**Source records**
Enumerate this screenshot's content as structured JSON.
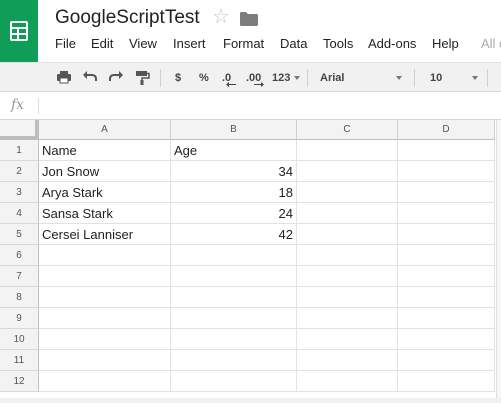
{
  "document": {
    "title": "GoogleScriptTest"
  },
  "menu": [
    "File",
    "Edit",
    "View",
    "Insert",
    "Format",
    "Data",
    "Tools",
    "Add-ons",
    "Help",
    "All c"
  ],
  "toolbar": {
    "currency": "$",
    "percent": "%",
    "decrease_decimal": ".0",
    "increase_decimal": ".00",
    "more_formats": "123",
    "font": "Arial",
    "font_size": "10"
  },
  "formula_bar": {
    "label": "fx",
    "value": ""
  },
  "grid": {
    "columns": [
      "A",
      "B",
      "C",
      "D"
    ],
    "rows": [
      "1",
      "2",
      "3",
      "4",
      "5",
      "6",
      "7",
      "8",
      "9",
      "10",
      "11",
      "12"
    ],
    "cells": [
      [
        "Name",
        "Age",
        "",
        ""
      ],
      [
        "Jon Snow",
        "34",
        "",
        ""
      ],
      [
        "Arya Stark",
        "18",
        "",
        ""
      ],
      [
        "Sansa Stark",
        "24",
        "",
        ""
      ],
      [
        "Cersei Lanniser",
        "42",
        "",
        ""
      ],
      [
        "",
        "",
        "",
        ""
      ],
      [
        "",
        "",
        "",
        ""
      ],
      [
        "",
        "",
        "",
        ""
      ],
      [
        "",
        "",
        "",
        ""
      ],
      [
        "",
        "",
        "",
        ""
      ],
      [
        "",
        "",
        "",
        ""
      ],
      [
        "",
        "",
        "",
        ""
      ]
    ],
    "numeric_cells": [
      "B2",
      "B3",
      "B4",
      "B5"
    ]
  },
  "colors": {
    "brand": "#0f9d58",
    "toolbar_bg": "#f1f1f1",
    "header_bg": "#f3f3f3"
  }
}
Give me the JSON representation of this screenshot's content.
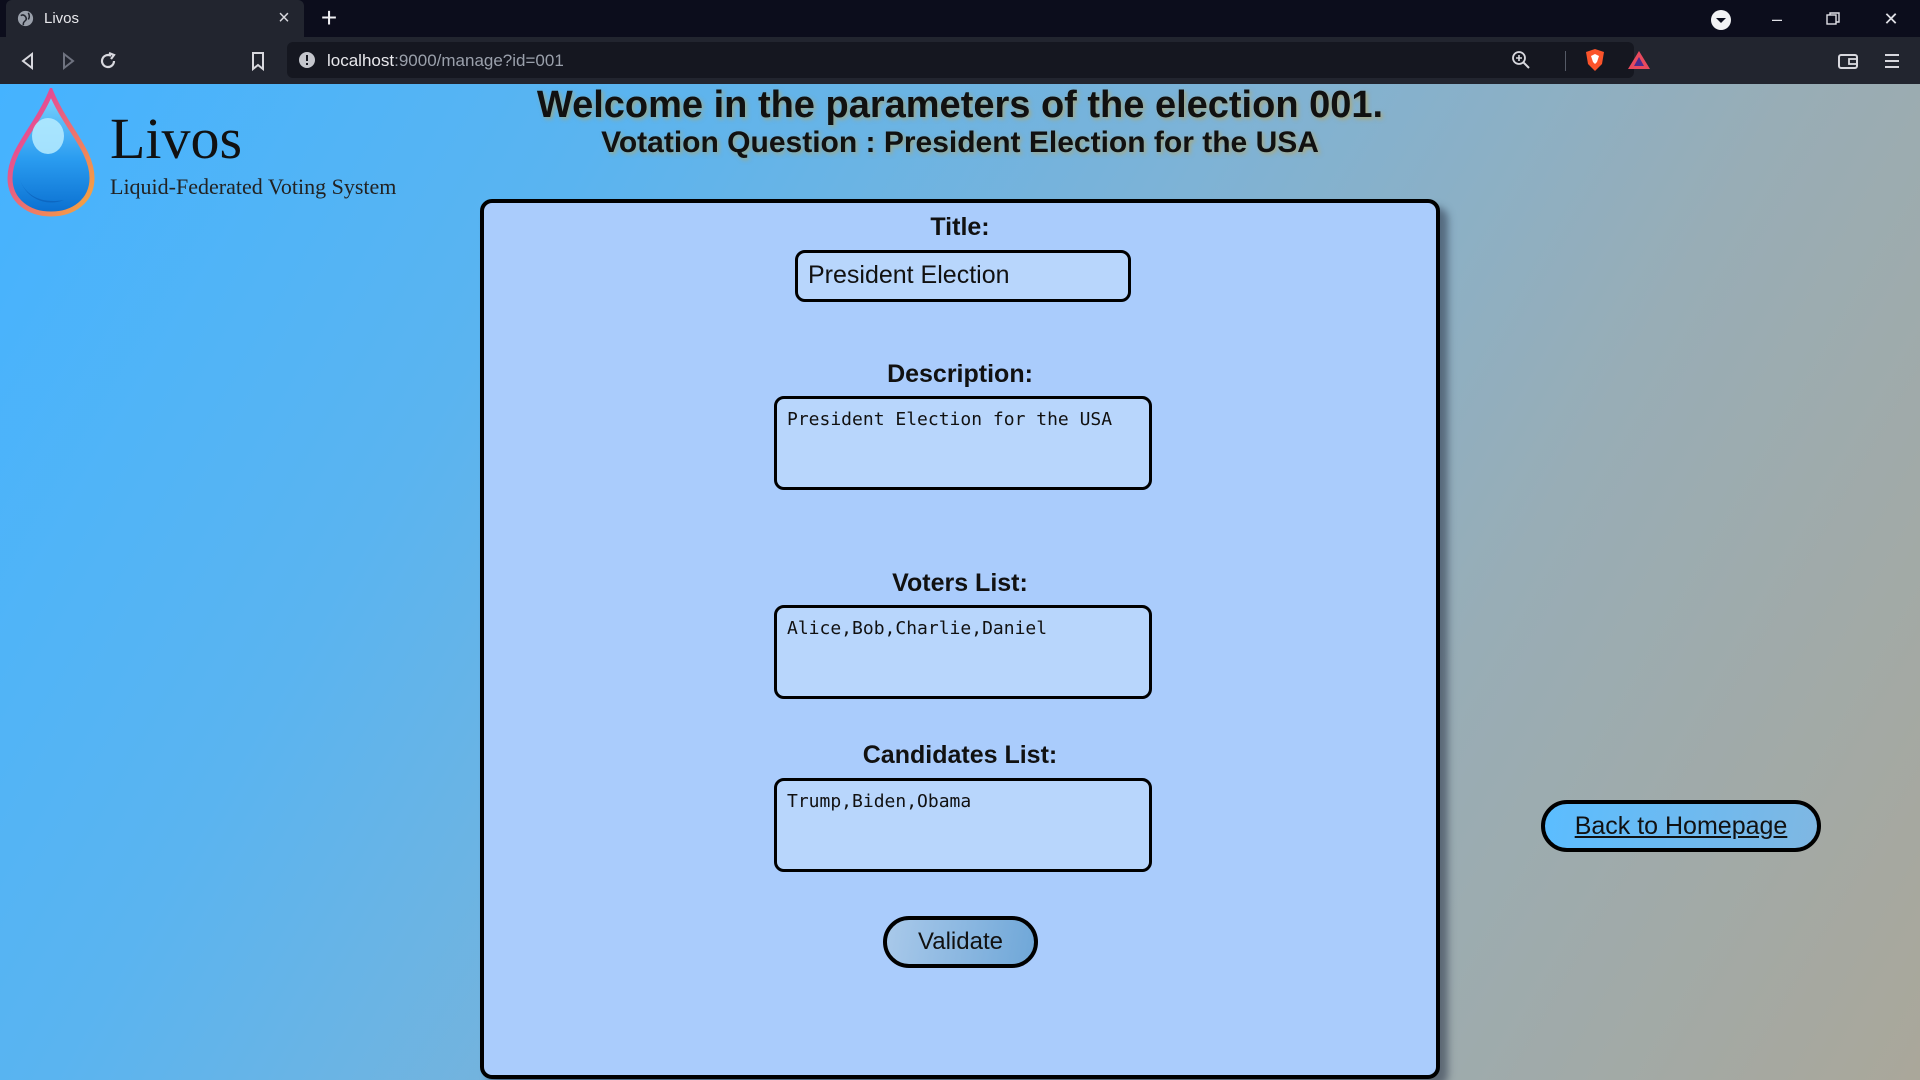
{
  "browser": {
    "tab_title": "Livos",
    "url_host": "localhost",
    "url_rest": ":9000/manage?id=001"
  },
  "logo": {
    "name": "Livos",
    "tagline": "Liquid-Federated Voting System"
  },
  "heading": {
    "title": "Welcome in the parameters of the election 001.",
    "subtitle": "Votation Question : President Election for the USA"
  },
  "form": {
    "title_label": "Title:",
    "title_value": "President Election",
    "description_label": "Description:",
    "description_value": "President Election for the USA",
    "voters_label": "Voters List:",
    "voters_value": "Alice,Bob,Charlie,Daniel",
    "candidates_label": "Candidates List:",
    "candidates_value": "Trump,Biden,Obama",
    "validate_label": "Validate"
  },
  "nav": {
    "back_label": "Back to Homepage"
  },
  "colors": {
    "panel_bg": "#aaccfc",
    "page_gradient_start": "#45b3ff",
    "page_gradient_end": "#aaa79a",
    "chrome_bg": "#22252f"
  }
}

**Exercise directions**
Print each line of the material above exactly, with the pictures removed from your copy.

**The result**
Enumerate this screenshot's content as structured JSON.
{
  "document": {
    "title": "GoogleScriptTest"
  },
  "menu": [
    "File",
    "Edit",
    "View",
    "Insert",
    "Format",
    "Data",
    "Tools",
    "Add-ons",
    "Help",
    "All c"
  ],
  "toolbar": {
    "currency": "$",
    "percent": "%",
    "decrease_decimal": ".0",
    "increase_decimal": ".00",
    "more_formats": "123",
    "font": "Arial",
    "font_size": "10"
  },
  "formula_bar": {
    "label": "fx",
    "value": ""
  },
  "grid": {
    "columns": [
      "A",
      "B",
      "C",
      "D"
    ],
    "rows": [
      "1",
      "2",
      "3",
      "4",
      "5",
      "6",
      "7",
      "8",
      "9",
      "10",
      "11",
      "12"
    ],
    "cells": [
      [
        "Name",
        "Age",
        "",
        ""
      ],
      [
        "Jon Snow",
        "34",
        "",
        ""
      ],
      [
        "Arya Stark",
        "18",
        "",
        ""
      ],
      [
        "Sansa Stark",
        "24",
        "",
        ""
      ],
      [
        "Cersei Lanniser",
        "42",
        "",
        ""
      ],
      [
        "",
        "",
        "",
        ""
      ],
      [
        "",
        "",
        "",
        ""
      ],
      [
        "",
        "",
        "",
        ""
      ],
      [
        "",
        "",
        "",
        ""
      ],
      [
        "",
        "",
        "",
        ""
      ],
      [
        "",
        "",
        "",
        ""
      ],
      [
        "",
        "",
        "",
        ""
      ]
    ],
    "numeric_cells": [
      "B2",
      "B3",
      "B4",
      "B5"
    ]
  },
  "colors": {
    "brand": "#0f9d58",
    "toolbar_bg": "#f1f1f1",
    "header_bg": "#f3f3f3"
  }
}
Give me the JSON representation of this screenshot's content.
{
  "browser": {
    "tab_title": "Livos",
    "url_host": "localhost",
    "url_rest": ":9000/manage?id=001"
  },
  "logo": {
    "name": "Livos",
    "tagline": "Liquid-Federated Voting System"
  },
  "heading": {
    "title": "Welcome in the parameters of the election 001.",
    "subtitle": "Votation Question : President Election for the USA"
  },
  "form": {
    "title_label": "Title:",
    "title_value": "President Election",
    "description_label": "Description:",
    "description_value": "President Election for the USA",
    "voters_label": "Voters List:",
    "voters_value": "Alice,Bob,Charlie,Daniel",
    "candidates_label": "Candidates List:",
    "candidates_value": "Trump,Biden,Obama",
    "validate_label": "Validate"
  },
  "nav": {
    "back_label": "Back to Homepage"
  },
  "colors": {
    "panel_bg": "#aaccfc",
    "page_gradient_start": "#45b3ff",
    "page_gradient_end": "#aaa79a",
    "chrome_bg": "#22252f"
  }
}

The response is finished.